- **Aim of the exercise**: State how many lines of the entries include the string "ABCD", please, leaving out everything but the number.

[Data records]
★ ★ ★ ★ ★
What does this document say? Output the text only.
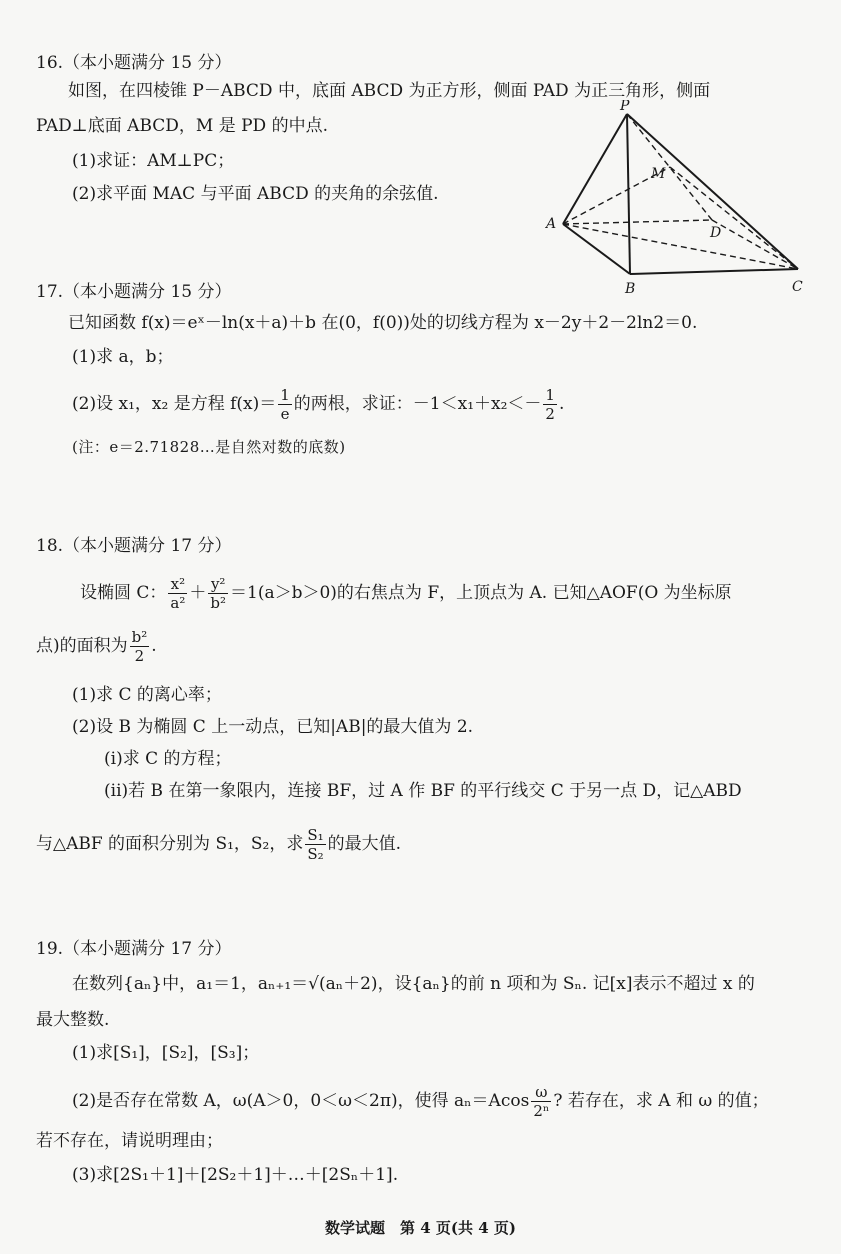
16.（本小题满分 15 分）
如图，在四棱锥 P－ABCD 中，底面 ABCD 为正方形，侧面 PAD 为正三角形，侧面
PAD⊥底面 ABCD，M 是 PD 的中点.
(1)求证：AM⊥PC；
(2)求平面 MAC 与平面 ABCD 的夹角的余弦值.
P
M
A
D
B	C
17.（本小题满分 15 分）
已知函数 f(x)＝eˣ－ln(x＋a)＋b 在(0，f(0))处的切线方程为 x－2y＋2－2ln2＝0.
(1)求 a，b；
(2)设 x₁，x₂ 是方程 $f(x)= \frac{1}{e}$ 的两根，求证：$-1<x_1+x_2<- \frac{1}{2}$ .
(注：e＝2.71828…是自然对数的底数)
18.（本小题满分 17 分）
设椭圆 C： $\frac{\text{x²}}{\text{a²}} + \frac{\text{y²}}{\text{b²}} =1(a>b>0)$的右焦点为 F，上顶点为 A. 已知△AOF(O 为坐标原
点)的面积为 $\frac{\text{b²}}{2}$ .
(1)求 C 的离心率；
(2)设 B 为椭圆 C 上一动点，已知|AB|的最大值为 2.
(i)求 C 的方程；
(ii)若 B 在第一象限内，连接 BF，过 A 作 BF 的平行线交 C 于另一点 D，记△ABD
与△ABF 的面积分别为 S₁，S₂，求 $\frac{\text{S₁}}{\text{S₂}}$ 的最大值.
19.（本小题满分 17 分）
在数列{aₙ}中，a₁＝1，aₙ₊₁＝√(aₙ＋2)，设{aₙ}的前 n 项和为 Sₙ. 记[x]表示不超过 x 的
最大整数.
(1)求[S₁]，[S₂]，[S₃]；
(2)是否存在常数 A，ω(A＞0，0＜ω＜2π)，使得 $a_n=Acos \frac{\omega}{\text{2ⁿ}}$ ? 若存在，求 A 和 ω 的值；
若不存在，请说明理由；
(3)求[2S₁＋1]＋[2S₂＋1]＋…＋[2Sₙ＋1].
数学试题　第 4 页(共 4 页)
★ ★ ★ ★ ★
- **Solution to this task**: 3